What to do: Check each line for the string "name" and give only the count of lines that have it.

--- Start Data for processing ---

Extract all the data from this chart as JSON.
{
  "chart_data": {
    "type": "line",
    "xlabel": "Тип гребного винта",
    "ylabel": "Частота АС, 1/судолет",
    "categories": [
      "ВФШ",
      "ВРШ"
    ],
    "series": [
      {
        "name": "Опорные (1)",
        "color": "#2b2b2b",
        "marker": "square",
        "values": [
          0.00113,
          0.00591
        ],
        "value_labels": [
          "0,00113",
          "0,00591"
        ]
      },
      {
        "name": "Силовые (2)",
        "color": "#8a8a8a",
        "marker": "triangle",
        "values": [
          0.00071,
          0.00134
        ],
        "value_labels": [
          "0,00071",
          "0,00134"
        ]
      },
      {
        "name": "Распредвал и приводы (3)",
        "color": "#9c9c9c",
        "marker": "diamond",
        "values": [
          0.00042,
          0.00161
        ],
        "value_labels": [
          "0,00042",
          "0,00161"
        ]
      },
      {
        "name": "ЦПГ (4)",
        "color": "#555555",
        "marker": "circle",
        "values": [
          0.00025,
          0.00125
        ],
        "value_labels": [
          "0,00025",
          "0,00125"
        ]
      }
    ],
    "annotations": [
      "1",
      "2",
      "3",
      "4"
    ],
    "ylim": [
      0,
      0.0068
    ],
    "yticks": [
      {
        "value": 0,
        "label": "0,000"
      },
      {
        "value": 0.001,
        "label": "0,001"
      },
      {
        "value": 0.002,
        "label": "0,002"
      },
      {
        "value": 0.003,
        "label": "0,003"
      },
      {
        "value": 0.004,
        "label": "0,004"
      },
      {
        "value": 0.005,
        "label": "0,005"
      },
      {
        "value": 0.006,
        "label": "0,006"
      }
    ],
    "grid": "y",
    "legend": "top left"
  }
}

--- End Data for processing ---
--- Start Data for processing ---

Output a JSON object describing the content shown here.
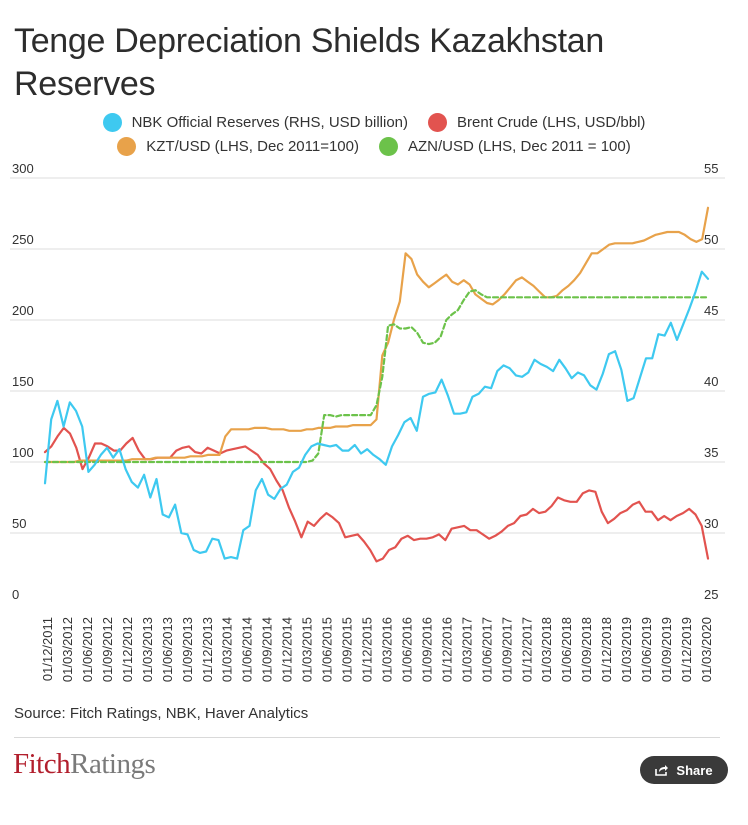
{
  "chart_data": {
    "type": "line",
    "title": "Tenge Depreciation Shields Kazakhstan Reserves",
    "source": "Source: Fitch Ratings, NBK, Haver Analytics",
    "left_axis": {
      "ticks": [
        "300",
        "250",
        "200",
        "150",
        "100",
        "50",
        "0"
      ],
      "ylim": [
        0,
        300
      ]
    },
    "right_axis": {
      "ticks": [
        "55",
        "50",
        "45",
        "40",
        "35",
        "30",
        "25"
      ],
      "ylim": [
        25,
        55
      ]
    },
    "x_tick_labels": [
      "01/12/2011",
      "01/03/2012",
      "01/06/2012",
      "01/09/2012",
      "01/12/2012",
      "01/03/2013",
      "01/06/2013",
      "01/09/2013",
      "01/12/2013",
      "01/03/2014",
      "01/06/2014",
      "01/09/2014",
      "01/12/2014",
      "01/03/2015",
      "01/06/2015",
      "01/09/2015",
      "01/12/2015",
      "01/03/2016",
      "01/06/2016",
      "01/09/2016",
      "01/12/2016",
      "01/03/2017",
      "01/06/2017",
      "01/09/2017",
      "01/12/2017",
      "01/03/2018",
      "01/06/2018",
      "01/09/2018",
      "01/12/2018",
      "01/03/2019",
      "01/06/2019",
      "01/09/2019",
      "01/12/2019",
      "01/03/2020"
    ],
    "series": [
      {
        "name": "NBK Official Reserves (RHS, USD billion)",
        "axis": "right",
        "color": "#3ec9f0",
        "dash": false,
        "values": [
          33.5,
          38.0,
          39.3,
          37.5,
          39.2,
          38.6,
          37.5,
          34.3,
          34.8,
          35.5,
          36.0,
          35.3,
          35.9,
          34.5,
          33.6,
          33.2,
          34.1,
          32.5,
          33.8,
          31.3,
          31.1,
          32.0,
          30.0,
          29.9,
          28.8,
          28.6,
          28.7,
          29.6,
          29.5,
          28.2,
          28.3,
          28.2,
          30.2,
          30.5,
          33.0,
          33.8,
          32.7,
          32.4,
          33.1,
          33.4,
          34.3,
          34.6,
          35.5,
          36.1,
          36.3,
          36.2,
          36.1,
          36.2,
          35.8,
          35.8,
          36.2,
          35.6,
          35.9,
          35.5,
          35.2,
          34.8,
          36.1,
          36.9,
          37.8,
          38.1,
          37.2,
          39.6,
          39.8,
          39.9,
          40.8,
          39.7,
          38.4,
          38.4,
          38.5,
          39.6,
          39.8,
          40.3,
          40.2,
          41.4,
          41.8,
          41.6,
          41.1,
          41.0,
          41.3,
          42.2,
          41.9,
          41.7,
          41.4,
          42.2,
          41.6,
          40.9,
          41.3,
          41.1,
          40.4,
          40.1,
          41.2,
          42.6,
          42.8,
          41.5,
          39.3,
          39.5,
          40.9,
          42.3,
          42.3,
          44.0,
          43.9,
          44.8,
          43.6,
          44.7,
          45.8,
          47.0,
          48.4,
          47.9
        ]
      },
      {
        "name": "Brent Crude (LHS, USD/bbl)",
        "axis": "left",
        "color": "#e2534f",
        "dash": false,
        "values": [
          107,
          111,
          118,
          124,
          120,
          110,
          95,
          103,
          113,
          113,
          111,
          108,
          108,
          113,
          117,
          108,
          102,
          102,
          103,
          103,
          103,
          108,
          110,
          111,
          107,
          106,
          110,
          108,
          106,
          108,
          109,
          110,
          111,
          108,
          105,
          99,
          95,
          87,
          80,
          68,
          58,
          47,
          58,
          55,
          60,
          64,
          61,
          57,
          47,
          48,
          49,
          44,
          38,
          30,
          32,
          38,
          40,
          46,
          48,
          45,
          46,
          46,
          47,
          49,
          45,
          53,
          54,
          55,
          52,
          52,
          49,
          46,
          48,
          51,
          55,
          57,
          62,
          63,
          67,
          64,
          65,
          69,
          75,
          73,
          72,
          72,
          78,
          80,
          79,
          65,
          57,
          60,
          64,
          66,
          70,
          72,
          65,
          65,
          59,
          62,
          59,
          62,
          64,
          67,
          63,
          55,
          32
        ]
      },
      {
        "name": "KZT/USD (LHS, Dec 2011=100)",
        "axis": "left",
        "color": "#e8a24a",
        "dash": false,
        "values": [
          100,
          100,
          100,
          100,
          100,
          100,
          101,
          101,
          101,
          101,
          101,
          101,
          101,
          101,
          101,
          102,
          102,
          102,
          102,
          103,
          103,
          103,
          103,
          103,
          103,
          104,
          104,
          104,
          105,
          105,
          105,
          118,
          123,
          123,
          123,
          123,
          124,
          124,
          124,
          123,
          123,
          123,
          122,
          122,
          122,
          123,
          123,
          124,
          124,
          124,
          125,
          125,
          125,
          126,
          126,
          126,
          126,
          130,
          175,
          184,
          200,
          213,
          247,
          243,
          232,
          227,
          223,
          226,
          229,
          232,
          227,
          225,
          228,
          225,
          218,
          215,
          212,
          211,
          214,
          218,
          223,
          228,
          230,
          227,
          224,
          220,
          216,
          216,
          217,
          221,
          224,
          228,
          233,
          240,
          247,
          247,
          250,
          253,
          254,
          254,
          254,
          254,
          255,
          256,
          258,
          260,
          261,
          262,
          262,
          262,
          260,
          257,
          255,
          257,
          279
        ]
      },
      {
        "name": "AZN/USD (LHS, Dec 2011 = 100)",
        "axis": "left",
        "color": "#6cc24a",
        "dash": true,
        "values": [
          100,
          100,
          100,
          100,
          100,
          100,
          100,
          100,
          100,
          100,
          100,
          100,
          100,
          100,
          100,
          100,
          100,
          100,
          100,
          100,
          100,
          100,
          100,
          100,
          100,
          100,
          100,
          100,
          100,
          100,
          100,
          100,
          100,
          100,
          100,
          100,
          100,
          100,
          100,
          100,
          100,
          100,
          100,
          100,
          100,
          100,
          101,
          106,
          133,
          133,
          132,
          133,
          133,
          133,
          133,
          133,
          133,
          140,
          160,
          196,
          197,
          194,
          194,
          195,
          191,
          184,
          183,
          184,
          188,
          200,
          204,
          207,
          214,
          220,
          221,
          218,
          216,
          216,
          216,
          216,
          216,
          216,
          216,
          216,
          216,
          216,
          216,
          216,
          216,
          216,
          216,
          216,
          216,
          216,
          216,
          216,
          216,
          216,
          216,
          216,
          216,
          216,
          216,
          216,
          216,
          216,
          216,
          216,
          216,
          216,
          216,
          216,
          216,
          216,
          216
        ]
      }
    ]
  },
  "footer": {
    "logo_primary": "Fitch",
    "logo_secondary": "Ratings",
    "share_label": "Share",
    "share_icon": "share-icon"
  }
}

--- End Data for processing ---

Expected output: 8